Recorded data
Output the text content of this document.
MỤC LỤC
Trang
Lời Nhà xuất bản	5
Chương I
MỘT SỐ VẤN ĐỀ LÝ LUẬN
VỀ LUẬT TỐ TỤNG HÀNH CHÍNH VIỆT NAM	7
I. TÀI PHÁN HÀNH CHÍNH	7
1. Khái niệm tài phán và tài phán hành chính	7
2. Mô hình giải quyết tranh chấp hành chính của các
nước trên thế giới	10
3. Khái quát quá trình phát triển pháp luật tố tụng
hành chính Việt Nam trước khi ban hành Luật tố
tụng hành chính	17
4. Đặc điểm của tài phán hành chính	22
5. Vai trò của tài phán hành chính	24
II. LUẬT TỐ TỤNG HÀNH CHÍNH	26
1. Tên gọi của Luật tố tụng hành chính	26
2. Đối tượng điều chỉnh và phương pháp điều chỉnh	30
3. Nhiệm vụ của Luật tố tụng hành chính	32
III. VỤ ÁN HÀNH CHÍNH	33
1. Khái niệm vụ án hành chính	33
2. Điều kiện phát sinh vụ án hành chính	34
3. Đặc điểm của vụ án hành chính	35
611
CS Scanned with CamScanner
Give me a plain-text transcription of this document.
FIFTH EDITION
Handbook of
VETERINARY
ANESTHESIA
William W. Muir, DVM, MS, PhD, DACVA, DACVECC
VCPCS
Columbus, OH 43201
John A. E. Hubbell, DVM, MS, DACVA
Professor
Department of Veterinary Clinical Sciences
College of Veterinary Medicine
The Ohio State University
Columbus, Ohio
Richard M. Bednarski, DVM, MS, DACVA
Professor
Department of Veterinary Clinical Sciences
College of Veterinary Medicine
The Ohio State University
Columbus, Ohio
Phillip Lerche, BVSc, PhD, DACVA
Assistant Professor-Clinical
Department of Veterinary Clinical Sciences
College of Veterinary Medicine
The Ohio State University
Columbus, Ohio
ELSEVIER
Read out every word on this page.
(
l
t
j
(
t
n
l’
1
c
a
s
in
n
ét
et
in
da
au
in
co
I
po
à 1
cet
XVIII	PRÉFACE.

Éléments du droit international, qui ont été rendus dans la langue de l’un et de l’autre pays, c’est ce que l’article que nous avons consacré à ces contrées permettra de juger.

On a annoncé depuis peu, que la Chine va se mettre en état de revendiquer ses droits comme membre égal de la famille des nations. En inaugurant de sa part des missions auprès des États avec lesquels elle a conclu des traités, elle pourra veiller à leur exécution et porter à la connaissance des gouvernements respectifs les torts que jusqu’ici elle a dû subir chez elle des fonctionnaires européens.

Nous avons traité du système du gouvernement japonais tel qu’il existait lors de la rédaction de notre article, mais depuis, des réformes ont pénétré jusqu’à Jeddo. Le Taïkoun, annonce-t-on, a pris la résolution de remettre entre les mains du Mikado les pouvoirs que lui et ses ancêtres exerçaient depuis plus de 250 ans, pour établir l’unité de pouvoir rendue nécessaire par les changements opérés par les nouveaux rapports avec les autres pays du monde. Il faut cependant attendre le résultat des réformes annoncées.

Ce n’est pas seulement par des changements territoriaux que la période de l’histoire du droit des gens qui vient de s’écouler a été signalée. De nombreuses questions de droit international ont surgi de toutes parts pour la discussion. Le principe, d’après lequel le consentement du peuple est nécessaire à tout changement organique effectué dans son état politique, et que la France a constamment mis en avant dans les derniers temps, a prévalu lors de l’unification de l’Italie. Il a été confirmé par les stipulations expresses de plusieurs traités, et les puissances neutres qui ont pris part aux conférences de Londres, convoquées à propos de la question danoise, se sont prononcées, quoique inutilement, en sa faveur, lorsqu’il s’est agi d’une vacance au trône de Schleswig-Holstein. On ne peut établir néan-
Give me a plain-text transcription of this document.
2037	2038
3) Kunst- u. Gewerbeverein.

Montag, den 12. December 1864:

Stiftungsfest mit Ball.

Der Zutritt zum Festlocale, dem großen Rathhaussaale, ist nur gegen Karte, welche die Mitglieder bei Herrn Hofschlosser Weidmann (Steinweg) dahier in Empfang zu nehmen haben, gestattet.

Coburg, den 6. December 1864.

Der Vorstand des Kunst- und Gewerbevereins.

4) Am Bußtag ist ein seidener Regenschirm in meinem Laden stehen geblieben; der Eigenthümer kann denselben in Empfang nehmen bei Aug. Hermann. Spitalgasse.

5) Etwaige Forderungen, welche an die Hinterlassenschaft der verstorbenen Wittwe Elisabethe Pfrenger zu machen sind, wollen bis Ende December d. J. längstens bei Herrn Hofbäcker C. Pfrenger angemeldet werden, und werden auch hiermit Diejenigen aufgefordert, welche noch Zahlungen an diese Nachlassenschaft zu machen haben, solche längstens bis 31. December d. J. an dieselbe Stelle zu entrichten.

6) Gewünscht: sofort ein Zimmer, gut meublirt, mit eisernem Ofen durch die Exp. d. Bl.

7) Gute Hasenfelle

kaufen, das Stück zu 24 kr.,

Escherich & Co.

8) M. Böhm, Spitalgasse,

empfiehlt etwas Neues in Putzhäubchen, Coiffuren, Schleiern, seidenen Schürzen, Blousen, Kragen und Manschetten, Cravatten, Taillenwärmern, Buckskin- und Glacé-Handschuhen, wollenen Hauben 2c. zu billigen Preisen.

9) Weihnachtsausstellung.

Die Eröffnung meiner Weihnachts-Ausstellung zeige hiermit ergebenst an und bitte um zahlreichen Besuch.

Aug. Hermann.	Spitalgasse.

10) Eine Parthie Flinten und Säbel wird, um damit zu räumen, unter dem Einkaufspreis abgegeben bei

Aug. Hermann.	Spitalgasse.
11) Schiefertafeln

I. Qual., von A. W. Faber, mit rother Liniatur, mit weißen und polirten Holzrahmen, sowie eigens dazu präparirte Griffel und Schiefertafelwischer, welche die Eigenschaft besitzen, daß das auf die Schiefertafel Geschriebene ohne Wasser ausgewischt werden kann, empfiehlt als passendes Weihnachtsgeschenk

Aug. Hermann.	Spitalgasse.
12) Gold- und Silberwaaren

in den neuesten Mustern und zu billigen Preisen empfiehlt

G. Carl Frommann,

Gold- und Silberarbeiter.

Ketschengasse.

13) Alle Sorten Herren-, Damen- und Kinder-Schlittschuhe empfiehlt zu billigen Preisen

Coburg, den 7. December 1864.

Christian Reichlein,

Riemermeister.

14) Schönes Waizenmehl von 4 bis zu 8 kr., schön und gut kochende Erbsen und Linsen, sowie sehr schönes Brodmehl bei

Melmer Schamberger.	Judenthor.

Task brief: Write all of the records out again exactly.

Written answer:
Output the text content of this document.
MỤC LỤC
Trang
Lời Nhà xuất bản	5
Chương I
MỘT SỐ VẤN ĐỀ LÝ LUẬN
VỀ LUẬT TỐ TỤNG HÀNH CHÍNH VIỆT NAM	7
I. TÀI PHÁN HÀNH CHÍNH	7
1. Khái niệm tài phán và tài phán hành chính	7
2. Mô hình giải quyết tranh chấp hành chính của các
nước trên thế giới	10
3. Khái quát quá trình phát triển pháp luật tố tụng
hành chính Việt Nam trước khi ban hành Luật tố
tụng hành chính	17
4. Đặc điểm của tài phán hành chính	22
5. Vai trò của tài phán hành chính	24
II. LUẬT TỐ TỤNG HÀNH CHÍNH	26
1. Tên gọi của Luật tố tụng hành chính	26
2. Đối tượng điều chỉnh và phương pháp điều chỉnh	30
3. Nhiệm vụ của Luật tố tụng hành chính	32
III. VỤ ÁN HÀNH CHÍNH	33
1. Khái niệm vụ án hành chính	33
2. Điều kiện phát sinh vụ án hành chính	34
3. Đặc điểm của vụ án hành chính	35
611
CS Scanned with CamScanner
Give me a plain-text transcription of this document.
FIFTH EDITION
Handbook of
VETERINARY
ANESTHESIA
William W. Muir, DVM, MS, PhD, DACVA, DACVECC
VCPCS
Columbus, OH 43201
John A. E. Hubbell, DVM, MS, DACVA
Professor
Department of Veterinary Clinical Sciences
College of Veterinary Medicine
The Ohio State University
Columbus, Ohio
Richard M. Bednarski, DVM, MS, DACVA
Professor
Department of Veterinary Clinical Sciences
College of Veterinary Medicine
The Ohio State University
Columbus, Ohio
Phillip Lerche, BVSc, PhD, DACVA
Assistant Professor-Clinical
Department of Veterinary Clinical Sciences
College of Veterinary Medicine
The Ohio State University
Columbus, Ohio
ELSEVIER
Read out every word on this page.
(
l
t
j
(
t
n
l’
1
c
a
s
in
n
ét
et
in
da
au
in
co
I
po
à 1
cet
XVIII	PRÉFACE.

Éléments du droit international, qui ont été rendus dans la langue de l’un et de l’autre pays, c’est ce que l’article que nous avons consacré à ces contrées permettra de juger.

On a annoncé depuis peu, que la Chine va se mettre en état de revendiquer ses droits comme membre égal de la famille des nations. En inaugurant de sa part des missions auprès des États avec lesquels elle a conclu des traités, elle pourra veiller à leur exécution et porter à la connaissance des gouvernements respectifs les torts que jusqu’ici elle a dû subir chez elle des fonctionnaires européens.

Nous avons traité du système du gouvernement japonais tel qu’il existait lors de la rédaction de notre article, mais depuis, des réformes ont pénétré jusqu’à Jeddo. Le Taïkoun, annonce-t-on, a pris la résolution de remettre entre les mains du Mikado les pouvoirs que lui et ses ancêtres exerçaient depuis plus de 250 ans, pour établir l’unité de pouvoir rendue nécessaire par les changements opérés par les nouveaux rapports avec les autres pays du monde. Il faut cependant attendre le résultat des réformes annoncées.

Ce n’est pas seulement par des changements territoriaux que la période de l’histoire du droit des gens qui vient de s’écouler a été signalée. De nombreuses questions de droit international ont surgi de toutes parts pour la discussion. Le principe, d’après lequel le consentement du peuple est nécessaire à tout changement organique effectué dans son état politique, et que la France a constamment mis en avant dans les derniers temps, a prévalu lors de l’unification de l’Italie. Il a été confirmé par les stipulations expresses de plusieurs traités, et les puissances neutres qui ont pris part aux conférences de Londres, convoquées à propos de la question danoise, se sont prononcées, quoique inutilement, en sa faveur, lorsqu’il s’est agi d’une vacance au trône de Schleswig-Holstein. On ne peut établir néan-
Give me a plain-text transcription of this document.
2037	2038
3) Kunst- u. Gewerbeverein.

Montag, den 12. December 1864:

Stiftungsfest mit Ball.

Der Zutritt zum Festlocale, dem großen Rathhaussaale, ist nur gegen Karte, welche die Mitglieder bei Herrn Hofschlosser Weidmann (Steinweg) dahier in Empfang zu nehmen haben, gestattet.

Coburg, den 6. December 1864.

Der Vorstand des Kunst- und Gewerbevereins.

4) Am Bußtag ist ein seidener Regenschirm in meinem Laden stehen geblieben; der Eigenthümer kann denselben in Empfang nehmen bei Aug. Hermann. Spitalgasse.

5) Etwaige Forderungen, welche an die Hinterlassenschaft der verstorbenen Wittwe Elisabethe Pfrenger zu machen sind, wollen bis Ende December d. J. längstens bei Herrn Hofbäcker C. Pfrenger angemeldet werden, und werden auch hiermit Diejenigen aufgefordert, welche noch Zahlungen an diese Nachlassenschaft zu machen haben, solche längstens bis 31. December d. J. an dieselbe Stelle zu entrichten.

6) Gewünscht: sofort ein Zimmer, gut meublirt, mit eisernem Ofen durch die Exp. d. Bl.

7) Gute Hasenfelle

kaufen, das Stück zu 24 kr.,

Escherich & Co.

8) M. Böhm, Spitalgasse,

empfiehlt etwas Neues in Putzhäubchen, Coiffuren, Schleiern, seidenen Schürzen, Blousen, Kragen und Manschetten, Cravatten, Taillenwärmern, Buckskin- und Glacé-Handschuhen, wollenen Hauben 2c. zu billigen Preisen.

9) Weihnachtsausstellung.

Die Eröffnung meiner Weihnachts-Ausstellung zeige hiermit ergebenst an und bitte um zahlreichen Besuch.

Aug. Hermann.	Spitalgasse.

10) Eine Parthie Flinten und Säbel wird, um damit zu räumen, unter dem Einkaufspreis abgegeben bei

Aug. Hermann.	Spitalgasse.
11) Schiefertafeln

I. Qual., von A. W. Faber, mit rother Liniatur, mit weißen und polirten Holzrahmen, sowie eigens dazu präparirte Griffel und Schiefertafelwischer, welche die Eigenschaft besitzen, daß das auf die Schiefertafel Geschriebene ohne Wasser ausgewischt werden kann, empfiehlt als passendes Weihnachtsgeschenk

Aug. Hermann.	Spitalgasse.
12) Gold- und Silberwaaren

in den neuesten Mustern und zu billigen Preisen empfiehlt

G. Carl Frommann,

Gold- und Silberarbeiter.

Ketschengasse.

13) Alle Sorten Herren-, Damen- und Kinder-Schlittschuhe empfiehlt zu billigen Preisen

Coburg, den 7. December 1864.

Christian Reichlein,

Riemermeister.

14) Schönes Waizenmehl von 4 bis zu 8 kr., schön und gut kochende Erbsen und Linsen, sowie sehr schönes Brodmehl bei

Melmer Schamberger.	Judenthor.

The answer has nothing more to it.